── Data to process ──
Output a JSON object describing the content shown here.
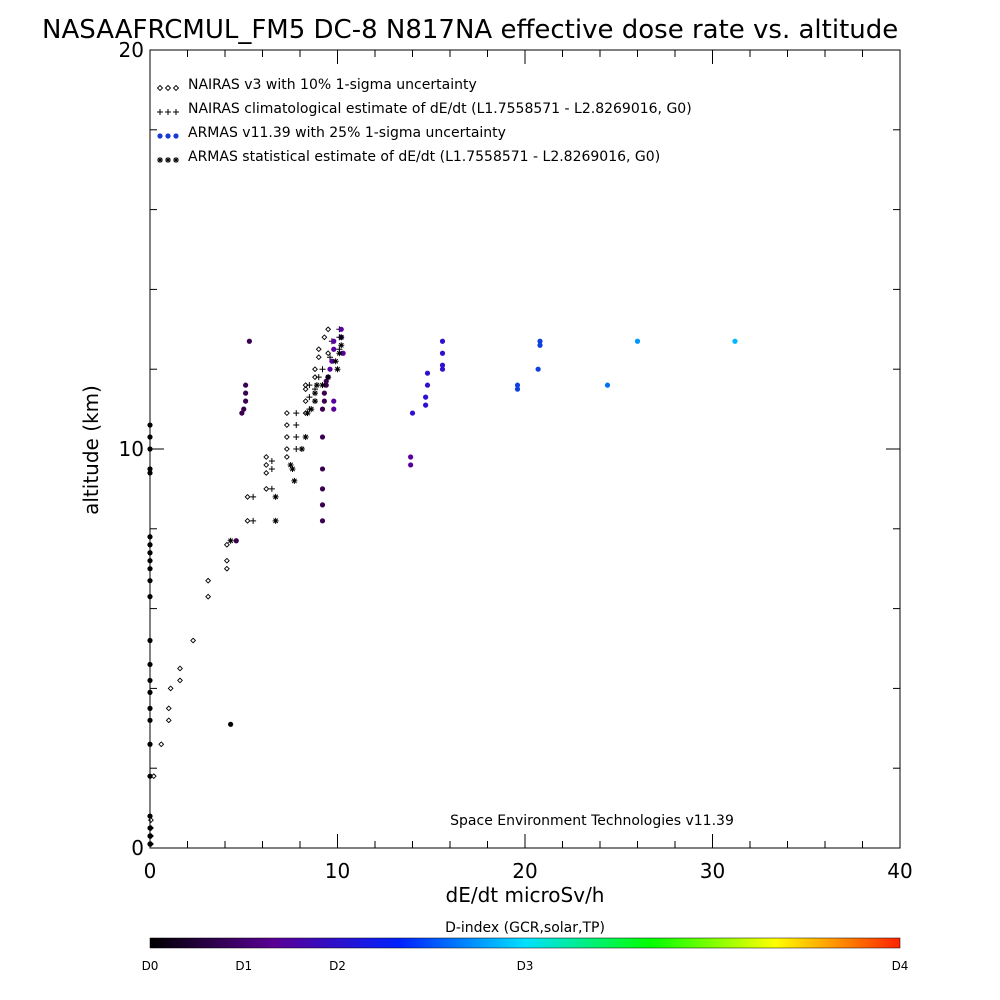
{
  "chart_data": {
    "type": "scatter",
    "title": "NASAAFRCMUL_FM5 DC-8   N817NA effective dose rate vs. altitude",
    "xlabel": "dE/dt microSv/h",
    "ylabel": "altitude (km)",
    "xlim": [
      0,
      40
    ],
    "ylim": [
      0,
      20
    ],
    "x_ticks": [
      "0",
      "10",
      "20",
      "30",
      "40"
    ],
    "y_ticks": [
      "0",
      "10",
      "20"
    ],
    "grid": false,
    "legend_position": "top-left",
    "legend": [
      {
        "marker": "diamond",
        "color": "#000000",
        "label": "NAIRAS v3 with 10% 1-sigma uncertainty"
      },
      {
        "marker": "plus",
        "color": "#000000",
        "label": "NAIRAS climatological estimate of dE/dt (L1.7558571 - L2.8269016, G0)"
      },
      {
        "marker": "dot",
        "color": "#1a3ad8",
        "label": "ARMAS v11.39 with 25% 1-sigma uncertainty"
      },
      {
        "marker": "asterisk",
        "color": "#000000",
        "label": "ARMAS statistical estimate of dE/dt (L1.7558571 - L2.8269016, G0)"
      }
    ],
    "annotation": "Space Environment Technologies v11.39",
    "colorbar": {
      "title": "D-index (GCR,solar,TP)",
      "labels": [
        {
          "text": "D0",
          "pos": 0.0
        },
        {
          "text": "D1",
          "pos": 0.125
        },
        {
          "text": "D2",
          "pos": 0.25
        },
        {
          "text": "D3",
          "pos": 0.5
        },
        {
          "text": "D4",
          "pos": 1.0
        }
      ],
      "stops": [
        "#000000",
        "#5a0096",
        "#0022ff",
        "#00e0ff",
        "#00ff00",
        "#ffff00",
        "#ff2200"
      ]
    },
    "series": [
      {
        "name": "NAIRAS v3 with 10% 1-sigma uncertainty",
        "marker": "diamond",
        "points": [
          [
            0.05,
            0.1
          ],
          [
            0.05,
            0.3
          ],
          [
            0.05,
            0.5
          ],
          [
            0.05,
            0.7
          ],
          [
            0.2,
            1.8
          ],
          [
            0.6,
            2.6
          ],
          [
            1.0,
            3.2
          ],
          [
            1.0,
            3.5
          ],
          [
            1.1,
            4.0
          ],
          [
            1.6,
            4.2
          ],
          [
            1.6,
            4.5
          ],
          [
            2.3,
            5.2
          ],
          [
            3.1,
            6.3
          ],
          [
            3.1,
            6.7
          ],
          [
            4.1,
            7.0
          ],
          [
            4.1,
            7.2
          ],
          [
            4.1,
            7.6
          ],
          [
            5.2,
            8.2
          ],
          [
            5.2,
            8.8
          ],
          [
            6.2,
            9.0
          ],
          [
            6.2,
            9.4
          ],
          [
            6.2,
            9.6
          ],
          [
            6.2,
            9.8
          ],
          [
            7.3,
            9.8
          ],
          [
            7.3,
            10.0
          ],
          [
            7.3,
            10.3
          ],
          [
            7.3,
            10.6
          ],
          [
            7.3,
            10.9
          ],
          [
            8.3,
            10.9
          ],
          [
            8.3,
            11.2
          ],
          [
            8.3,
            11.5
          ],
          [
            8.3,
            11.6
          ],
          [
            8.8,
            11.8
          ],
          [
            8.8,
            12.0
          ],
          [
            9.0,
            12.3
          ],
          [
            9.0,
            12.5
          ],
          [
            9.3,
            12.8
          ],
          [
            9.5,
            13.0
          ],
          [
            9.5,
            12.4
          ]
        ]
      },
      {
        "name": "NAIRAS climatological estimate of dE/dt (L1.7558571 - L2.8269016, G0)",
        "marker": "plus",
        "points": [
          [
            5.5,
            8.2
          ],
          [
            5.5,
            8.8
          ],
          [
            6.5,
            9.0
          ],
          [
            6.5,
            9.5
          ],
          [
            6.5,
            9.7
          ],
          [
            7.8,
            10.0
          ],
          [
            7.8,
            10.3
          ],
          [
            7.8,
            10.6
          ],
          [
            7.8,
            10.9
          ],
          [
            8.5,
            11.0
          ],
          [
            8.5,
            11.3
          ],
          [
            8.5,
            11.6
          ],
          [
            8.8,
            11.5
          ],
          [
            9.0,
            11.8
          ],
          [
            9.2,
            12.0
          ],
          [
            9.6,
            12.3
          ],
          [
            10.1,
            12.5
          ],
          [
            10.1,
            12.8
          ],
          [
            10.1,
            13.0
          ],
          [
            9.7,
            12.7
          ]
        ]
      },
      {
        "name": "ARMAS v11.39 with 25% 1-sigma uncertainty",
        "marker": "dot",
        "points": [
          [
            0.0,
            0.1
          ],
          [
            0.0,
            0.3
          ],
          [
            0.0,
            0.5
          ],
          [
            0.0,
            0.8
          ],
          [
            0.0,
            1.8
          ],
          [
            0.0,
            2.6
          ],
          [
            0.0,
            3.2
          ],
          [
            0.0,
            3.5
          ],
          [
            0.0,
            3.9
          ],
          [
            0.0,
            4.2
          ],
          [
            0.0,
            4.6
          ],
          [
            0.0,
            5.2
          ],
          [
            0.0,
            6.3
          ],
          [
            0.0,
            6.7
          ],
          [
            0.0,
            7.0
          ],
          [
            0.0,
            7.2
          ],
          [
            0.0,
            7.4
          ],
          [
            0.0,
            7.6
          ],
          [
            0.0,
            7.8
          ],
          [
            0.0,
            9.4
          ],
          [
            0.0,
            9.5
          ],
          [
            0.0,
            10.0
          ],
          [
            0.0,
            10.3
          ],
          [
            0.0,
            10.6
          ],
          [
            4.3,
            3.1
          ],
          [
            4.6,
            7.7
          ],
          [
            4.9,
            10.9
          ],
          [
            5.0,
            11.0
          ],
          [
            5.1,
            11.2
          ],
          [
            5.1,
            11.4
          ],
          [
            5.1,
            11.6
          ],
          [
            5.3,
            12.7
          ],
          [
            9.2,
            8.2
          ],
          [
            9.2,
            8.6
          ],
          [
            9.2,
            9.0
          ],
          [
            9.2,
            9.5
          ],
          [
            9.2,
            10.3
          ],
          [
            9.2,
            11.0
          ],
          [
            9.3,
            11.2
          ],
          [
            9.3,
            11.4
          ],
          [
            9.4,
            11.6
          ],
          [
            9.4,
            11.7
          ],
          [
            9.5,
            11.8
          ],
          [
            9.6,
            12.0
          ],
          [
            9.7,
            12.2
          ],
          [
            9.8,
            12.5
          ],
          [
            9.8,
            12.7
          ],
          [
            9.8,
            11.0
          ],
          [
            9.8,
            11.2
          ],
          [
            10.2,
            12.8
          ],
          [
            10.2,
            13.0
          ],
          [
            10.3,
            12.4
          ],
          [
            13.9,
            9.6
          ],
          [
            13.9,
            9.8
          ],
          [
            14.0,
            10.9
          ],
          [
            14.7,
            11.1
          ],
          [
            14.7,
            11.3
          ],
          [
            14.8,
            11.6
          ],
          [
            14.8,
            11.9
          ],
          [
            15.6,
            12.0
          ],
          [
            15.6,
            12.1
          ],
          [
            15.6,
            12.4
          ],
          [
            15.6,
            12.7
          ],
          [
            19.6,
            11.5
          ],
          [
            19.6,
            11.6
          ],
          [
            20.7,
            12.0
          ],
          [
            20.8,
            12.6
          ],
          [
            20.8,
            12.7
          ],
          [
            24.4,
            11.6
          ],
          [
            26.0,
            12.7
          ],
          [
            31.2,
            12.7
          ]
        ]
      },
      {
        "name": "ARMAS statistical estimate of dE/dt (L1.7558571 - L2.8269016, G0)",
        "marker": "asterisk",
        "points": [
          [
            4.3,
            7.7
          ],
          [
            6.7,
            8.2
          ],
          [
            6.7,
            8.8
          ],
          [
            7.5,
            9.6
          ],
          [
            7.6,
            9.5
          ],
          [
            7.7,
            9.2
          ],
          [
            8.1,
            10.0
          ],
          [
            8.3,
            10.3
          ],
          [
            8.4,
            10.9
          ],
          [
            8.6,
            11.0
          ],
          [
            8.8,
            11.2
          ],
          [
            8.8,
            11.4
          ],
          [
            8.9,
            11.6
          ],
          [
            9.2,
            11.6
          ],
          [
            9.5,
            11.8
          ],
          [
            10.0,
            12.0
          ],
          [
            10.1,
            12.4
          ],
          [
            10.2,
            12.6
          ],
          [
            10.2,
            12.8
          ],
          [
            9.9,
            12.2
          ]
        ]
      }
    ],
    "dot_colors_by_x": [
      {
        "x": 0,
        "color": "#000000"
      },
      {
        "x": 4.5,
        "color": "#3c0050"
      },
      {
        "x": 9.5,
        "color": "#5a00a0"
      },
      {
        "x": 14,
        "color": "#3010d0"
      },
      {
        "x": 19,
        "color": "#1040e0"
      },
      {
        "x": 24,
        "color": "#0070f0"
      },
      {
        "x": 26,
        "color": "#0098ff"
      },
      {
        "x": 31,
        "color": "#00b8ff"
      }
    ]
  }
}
───
── Data to process ──
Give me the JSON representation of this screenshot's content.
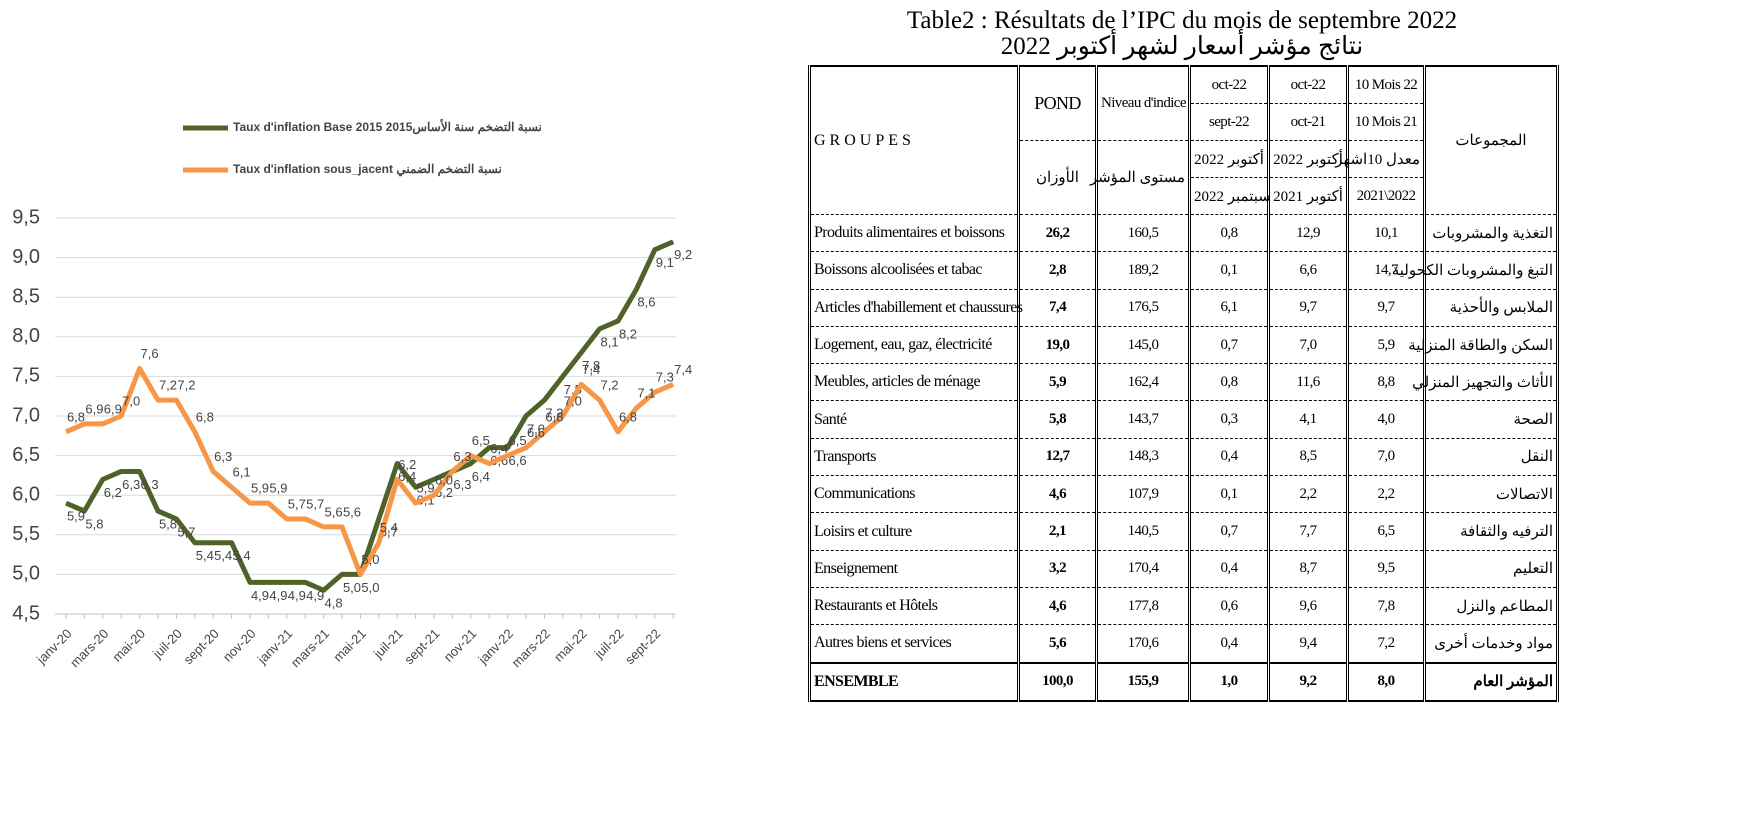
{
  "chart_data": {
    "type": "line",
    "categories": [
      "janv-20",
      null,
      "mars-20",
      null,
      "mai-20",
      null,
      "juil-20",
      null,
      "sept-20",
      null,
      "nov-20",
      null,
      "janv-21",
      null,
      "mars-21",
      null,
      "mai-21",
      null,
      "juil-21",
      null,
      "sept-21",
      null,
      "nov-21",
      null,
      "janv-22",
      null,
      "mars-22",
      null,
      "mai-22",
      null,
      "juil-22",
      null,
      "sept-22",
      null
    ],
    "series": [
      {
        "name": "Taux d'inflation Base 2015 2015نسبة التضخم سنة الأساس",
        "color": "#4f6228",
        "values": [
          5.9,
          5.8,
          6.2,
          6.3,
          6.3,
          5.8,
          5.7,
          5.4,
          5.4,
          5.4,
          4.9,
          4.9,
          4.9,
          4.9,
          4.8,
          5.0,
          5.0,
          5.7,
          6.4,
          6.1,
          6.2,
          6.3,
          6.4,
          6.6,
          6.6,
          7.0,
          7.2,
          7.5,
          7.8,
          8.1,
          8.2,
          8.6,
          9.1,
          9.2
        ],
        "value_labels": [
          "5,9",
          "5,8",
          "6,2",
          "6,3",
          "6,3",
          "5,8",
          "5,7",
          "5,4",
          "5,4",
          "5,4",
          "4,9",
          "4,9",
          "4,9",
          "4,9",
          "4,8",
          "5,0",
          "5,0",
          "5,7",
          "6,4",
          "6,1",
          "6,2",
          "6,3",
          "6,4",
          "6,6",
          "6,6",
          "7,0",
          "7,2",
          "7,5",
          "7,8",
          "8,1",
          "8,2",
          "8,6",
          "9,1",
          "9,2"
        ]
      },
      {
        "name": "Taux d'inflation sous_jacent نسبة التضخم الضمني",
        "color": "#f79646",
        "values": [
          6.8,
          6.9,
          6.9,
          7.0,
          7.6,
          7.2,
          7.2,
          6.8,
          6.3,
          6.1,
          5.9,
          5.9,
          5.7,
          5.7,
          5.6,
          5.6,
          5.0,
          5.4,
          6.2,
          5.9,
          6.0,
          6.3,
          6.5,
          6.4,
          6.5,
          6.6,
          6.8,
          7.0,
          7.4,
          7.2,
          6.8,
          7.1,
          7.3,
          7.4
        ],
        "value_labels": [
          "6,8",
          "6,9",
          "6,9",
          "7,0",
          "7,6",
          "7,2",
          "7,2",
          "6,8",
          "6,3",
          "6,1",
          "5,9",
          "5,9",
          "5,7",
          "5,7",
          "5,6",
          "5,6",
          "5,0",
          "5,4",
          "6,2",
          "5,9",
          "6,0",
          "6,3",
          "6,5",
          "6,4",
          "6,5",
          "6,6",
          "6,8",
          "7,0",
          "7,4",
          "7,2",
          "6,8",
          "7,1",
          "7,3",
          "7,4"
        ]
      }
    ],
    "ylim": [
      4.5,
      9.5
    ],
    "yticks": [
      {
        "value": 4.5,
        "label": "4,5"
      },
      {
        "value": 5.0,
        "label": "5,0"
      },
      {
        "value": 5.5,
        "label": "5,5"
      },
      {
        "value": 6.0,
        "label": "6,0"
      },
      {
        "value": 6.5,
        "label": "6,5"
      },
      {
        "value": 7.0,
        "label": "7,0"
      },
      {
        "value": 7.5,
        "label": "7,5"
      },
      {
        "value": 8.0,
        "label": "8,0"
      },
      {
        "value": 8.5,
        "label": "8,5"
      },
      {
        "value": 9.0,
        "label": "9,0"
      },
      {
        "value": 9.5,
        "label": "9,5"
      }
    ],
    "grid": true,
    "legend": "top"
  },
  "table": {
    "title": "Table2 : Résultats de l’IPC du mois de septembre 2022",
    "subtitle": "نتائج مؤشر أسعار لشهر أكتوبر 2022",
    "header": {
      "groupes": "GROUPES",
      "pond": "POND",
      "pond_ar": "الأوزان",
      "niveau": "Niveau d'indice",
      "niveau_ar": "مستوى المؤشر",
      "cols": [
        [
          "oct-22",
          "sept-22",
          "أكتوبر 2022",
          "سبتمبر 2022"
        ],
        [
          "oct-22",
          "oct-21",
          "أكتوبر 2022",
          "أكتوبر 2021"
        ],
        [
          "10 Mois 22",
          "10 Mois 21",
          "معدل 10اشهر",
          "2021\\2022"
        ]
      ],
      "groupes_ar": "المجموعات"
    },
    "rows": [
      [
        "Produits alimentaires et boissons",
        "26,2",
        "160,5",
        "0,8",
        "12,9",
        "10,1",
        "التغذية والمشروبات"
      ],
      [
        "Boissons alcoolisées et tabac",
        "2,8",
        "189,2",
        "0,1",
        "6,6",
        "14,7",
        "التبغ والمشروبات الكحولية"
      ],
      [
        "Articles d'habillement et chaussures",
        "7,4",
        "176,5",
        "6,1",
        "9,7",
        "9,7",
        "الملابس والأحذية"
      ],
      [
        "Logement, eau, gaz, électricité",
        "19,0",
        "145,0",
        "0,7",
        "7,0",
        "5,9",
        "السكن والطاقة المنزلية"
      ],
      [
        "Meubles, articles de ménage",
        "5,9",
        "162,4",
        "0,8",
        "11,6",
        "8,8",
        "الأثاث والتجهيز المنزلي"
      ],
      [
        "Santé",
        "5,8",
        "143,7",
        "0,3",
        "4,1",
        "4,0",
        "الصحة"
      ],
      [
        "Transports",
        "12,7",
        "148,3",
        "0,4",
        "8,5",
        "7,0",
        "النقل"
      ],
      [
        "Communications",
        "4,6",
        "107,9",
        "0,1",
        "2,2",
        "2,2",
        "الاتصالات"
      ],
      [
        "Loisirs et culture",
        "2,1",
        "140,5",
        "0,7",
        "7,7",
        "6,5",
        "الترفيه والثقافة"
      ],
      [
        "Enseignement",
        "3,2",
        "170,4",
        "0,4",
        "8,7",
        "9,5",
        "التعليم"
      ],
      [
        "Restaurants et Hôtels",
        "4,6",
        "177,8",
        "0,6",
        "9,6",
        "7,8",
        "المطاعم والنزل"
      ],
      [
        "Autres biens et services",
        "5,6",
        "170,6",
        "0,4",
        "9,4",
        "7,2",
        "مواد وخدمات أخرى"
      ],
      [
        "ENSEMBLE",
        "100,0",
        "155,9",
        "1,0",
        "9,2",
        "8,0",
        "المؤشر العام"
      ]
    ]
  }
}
───
Problem statement>
From the material above, copy each line that includes the word "Taux".

Reply to the task>
        "name": "Taux d'inflation Base 2015 2015نسبة التضخم سنة الأساس",
        "name": "Taux d'inflation sous_jacent نسبة التضخم الضمني",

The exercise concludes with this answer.